> DIRECTION:
Nothing should be left out: output all of the entries exactly.

Collected data
====

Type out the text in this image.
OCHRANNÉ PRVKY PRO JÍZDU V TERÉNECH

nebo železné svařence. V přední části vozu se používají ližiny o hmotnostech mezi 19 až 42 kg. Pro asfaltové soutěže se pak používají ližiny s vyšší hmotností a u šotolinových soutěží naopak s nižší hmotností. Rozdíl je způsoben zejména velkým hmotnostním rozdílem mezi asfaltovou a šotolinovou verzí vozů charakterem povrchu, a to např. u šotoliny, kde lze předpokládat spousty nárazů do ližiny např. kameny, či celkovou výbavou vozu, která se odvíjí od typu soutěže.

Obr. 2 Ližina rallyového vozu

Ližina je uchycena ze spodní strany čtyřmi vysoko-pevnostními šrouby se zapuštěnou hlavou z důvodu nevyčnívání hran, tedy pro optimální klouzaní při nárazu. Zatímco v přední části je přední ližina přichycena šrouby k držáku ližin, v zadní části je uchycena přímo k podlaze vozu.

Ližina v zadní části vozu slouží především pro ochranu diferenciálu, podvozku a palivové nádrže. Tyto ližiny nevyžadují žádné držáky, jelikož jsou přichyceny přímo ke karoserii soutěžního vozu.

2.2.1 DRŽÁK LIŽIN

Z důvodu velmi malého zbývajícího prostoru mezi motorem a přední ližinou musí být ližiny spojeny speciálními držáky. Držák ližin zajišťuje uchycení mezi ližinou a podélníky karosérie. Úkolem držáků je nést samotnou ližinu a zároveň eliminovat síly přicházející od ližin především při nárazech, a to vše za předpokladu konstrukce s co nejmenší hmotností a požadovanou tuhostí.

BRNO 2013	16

====

> WRITTEN RESPONSE:
Type out the text in this image.
OCHRANNÉ PRVKY PRO JÍZDU V TERÉNECH

nebo železné svařence. V přední části vozu se používají ližiny o hmotnostech mezi 19 až 42 kg. Pro asfaltové soutěže se pak používají ližiny s vyšší hmotností a u šotolinových soutěží naopak s nižší hmotností. Rozdíl je způsoben zejména velkým hmotnostním rozdílem mezi asfaltovou a šotolinovou verzí vozů charakterem povrchu, a to např. u šotoliny, kde lze předpokládat spousty nárazů do ližiny např. kameny, či celkovou výbavou vozu, která se odvíjí od typu soutěže.

Obr. 2 Ližina rallyového vozu

Ližina je uchycena ze spodní strany čtyřmi vysoko-pevnostními šrouby se zapuštěnou hlavou z důvodu nevyčnívání hran, tedy pro optimální klouzaní při nárazu. Zatímco v přední části je přední ližina přichycena šrouby k držáku ližin, v zadní části je uchycena přímo k podlaze vozu.

Ližina v zadní části vozu slouží především pro ochranu diferenciálu, podvozku a palivové nádrže. Tyto ližiny nevyžadují žádné držáky, jelikož jsou přichyceny přímo ke karoserii soutěžního vozu.

2.2.1 DRŽÁK LIŽIN

Z důvodu velmi malého zbývajícího prostoru mezi motorem a přední ližinou musí být ližiny spojeny speciálními držáky. Držák ližin zajišťuje uchycení mezi ližinou a podélníky karosérie. Úkolem držáků je nést samotnou ližinu a zároveň eliminovat síly přicházející od ližin především při nárazech, a to vše za předpokladu konstrukce s co nejmenší hmotností a požadovanou tuhostí.

BRNO 2013	16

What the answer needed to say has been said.